**Qué se pide**
1/ En el texto sobre la vida seglar, ¿en qué campo ha llegado a seguir a Jesús el hombre que escribe desde los necesitados?
2/ Continúa el texto sobre la vida seglar a partir del punto en que se interrumpe.

**Texto para analizar**
= = = = =
¿Qué nos dice el texto?
Distintos laicos hacen una breve sugerencia para la vida seglar. Cada uno contempla el Evangelio desde una dimensión de la vida laical.
DESDE LOS NECESITADOS
(hombre, casado, 2 hijas, trabaja en caritas, pertenece a movimiento seglar)
Jesús nos pide que le sigamos, pero su llamada no es algo general, nos llama a cada uno de nosotros por nuestro nombre. Esto es algo que siempre me ha maravillado. Dios nos llama a cada uno de nosotros, personalmente, con nuestros valores y con nuestros defectos. Y somos nosotros los instrumentos que tiene para anunciar el Reino.
Yo en mi vida me he sentido querido por Dios, y llamado por mi nombre. Creo que mi vida ha sido todo un proceso de tratar de descubrir la forma concreta en que Jesús me llamaba a mí, y todo me ha ido llevando a seguirle en el campo de lo social, y también he descubierto que se trata de un camino que te hace feliz, pero no solo el destino, es la propia búsqueda la que te hace ser feliz. Yo he sido y soy muy feliz buscando, caminando, equivocándome, encontrando.
Pero a veces me olvido de que soy llamado por Dios, día a día. En ese camino de búsqueda, tengo que recordar cada día el momento en el que Jesús pasó por el lago de Galilea. Es fácil abandonar al compañero de camino sobre todo cuando ya llevas muchos años y vives con bastante claridad tu proyecto de vida. Es fácil perder la capacidad de sorpresa, la actitud de búsqueda. En el camino está la felicidad, en la búsqueda está la felicidad. Jesús me ha llamado a seguirle, y a descubrir cuál es mi lugar en el mundo, pero mal asunto cuando creo que ya he llegado, porque entonces ya no necesito un compañero de camino.
DESDE LOS ABUELOS
(mujer, casada, jubilada, 3 hijos, 2 nietos, pertenece a comunidad cristiana y movimiento seglar)
= = = = =
**Listado de datos**
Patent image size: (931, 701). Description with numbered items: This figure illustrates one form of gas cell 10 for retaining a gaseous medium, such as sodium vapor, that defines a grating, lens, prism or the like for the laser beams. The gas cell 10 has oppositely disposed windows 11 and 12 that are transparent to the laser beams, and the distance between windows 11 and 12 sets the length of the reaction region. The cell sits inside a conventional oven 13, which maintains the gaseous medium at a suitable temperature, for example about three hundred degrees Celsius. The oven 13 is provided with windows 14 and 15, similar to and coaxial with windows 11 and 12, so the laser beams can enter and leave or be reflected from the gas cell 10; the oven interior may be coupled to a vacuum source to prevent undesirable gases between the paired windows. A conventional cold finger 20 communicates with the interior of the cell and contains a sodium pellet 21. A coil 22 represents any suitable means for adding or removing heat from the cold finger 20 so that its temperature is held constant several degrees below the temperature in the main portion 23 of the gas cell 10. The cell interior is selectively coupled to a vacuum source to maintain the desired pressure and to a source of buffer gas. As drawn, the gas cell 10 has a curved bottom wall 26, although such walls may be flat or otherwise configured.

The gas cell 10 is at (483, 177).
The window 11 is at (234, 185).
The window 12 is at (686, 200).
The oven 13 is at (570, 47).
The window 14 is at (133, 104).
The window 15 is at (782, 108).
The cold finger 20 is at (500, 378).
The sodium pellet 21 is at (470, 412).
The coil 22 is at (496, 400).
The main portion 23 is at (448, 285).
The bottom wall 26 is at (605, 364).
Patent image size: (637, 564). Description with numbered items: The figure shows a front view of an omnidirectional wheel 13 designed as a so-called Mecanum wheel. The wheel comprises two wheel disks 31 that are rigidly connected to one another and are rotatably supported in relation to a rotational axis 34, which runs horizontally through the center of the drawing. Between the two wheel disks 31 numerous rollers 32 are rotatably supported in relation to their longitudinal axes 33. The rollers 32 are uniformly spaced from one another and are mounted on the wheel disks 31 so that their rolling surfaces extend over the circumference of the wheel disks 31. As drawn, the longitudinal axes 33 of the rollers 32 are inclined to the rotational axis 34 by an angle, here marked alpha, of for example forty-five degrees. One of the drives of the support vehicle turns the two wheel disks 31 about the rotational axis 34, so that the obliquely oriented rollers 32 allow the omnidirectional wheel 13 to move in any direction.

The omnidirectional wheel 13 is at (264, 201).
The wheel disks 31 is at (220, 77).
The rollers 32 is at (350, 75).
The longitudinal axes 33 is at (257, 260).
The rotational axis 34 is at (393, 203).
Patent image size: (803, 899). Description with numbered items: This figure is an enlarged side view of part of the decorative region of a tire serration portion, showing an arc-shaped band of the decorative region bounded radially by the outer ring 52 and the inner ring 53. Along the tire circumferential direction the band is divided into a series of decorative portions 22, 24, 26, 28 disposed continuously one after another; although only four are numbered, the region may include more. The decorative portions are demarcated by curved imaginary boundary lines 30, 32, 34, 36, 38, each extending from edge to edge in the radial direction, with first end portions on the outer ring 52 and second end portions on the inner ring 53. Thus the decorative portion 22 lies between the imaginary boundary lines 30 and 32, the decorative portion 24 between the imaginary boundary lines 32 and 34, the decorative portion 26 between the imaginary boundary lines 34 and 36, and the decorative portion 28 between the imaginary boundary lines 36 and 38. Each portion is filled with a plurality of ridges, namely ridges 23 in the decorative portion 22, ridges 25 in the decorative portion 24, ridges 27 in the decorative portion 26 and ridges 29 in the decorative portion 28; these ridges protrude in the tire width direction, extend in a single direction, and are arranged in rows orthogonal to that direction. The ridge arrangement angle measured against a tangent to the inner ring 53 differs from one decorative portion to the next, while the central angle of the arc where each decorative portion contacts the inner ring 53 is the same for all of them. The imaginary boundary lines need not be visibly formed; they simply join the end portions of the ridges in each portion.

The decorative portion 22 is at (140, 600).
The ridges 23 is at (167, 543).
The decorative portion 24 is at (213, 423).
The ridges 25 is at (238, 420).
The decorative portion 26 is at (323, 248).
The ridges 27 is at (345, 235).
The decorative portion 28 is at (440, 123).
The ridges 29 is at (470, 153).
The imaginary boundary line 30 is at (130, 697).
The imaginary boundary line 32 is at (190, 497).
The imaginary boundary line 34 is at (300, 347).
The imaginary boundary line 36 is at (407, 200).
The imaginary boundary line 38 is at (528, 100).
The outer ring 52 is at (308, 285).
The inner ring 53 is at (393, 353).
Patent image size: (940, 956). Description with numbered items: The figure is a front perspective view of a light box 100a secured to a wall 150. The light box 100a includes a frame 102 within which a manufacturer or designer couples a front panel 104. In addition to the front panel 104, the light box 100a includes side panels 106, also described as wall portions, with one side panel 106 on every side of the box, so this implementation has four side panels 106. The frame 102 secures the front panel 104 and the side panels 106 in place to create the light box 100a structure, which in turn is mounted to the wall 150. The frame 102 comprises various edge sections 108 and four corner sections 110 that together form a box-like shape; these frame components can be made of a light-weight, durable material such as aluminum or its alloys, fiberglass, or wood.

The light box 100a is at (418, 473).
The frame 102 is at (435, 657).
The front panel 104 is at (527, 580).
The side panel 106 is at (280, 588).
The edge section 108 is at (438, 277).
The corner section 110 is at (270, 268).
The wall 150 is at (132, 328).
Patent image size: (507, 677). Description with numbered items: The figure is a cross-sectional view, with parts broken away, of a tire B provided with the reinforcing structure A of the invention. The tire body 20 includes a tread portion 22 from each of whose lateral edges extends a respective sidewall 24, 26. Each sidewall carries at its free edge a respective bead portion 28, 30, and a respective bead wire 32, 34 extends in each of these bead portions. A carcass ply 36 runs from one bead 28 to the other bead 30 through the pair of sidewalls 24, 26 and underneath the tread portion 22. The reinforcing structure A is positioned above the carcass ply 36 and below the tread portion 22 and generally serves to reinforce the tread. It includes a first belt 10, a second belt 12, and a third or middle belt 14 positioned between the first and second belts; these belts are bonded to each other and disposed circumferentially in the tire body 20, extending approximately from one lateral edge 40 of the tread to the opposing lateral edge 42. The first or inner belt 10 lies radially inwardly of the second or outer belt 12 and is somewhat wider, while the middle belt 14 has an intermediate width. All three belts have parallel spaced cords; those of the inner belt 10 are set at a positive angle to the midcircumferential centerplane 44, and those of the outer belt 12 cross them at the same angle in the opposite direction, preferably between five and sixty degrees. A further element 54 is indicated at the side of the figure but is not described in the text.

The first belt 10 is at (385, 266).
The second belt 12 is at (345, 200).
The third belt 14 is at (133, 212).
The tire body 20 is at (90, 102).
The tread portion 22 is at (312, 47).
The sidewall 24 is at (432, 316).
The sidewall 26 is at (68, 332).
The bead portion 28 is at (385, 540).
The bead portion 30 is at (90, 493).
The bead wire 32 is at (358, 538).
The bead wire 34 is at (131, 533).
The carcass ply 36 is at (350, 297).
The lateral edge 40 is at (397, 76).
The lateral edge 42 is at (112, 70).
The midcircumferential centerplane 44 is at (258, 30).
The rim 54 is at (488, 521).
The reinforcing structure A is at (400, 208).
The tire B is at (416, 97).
= = = = =
**Resultados del ejercicio**
1/ En el campo de lo social.

2/
Dos aspectos me parecen importantes de este evangelio. El primero “Convertíos” Cambiar. ¿Cambiar qué? A estas alturas de mi vida cualquier cambio me da pereza y los cambios radicales me asustan… ¡Qué no, que es más sencillo!, tan sencillo como que el cambio tiene que ver con el corazón, cambiar de nuestra vida todo aquello que suponga infelicidad, porque lo principal es que Él nos quiere, y nos quiere felices. Y felices con los demás, no a costa de los demás. Es una invitación a un estilo de vida donde Dios ocupe el primer lugar. ¿Por qué nos complicamos la vida innecesariamente? si Dios no viene a complicarme la vida, ni a ponerme pesadas cargas sobre los hombros. ¡Qué dados somos a machacarnos!,… Solo hay que distinguir lo esencial de lo secundario, (reconozco que a veces me quedo en esto último).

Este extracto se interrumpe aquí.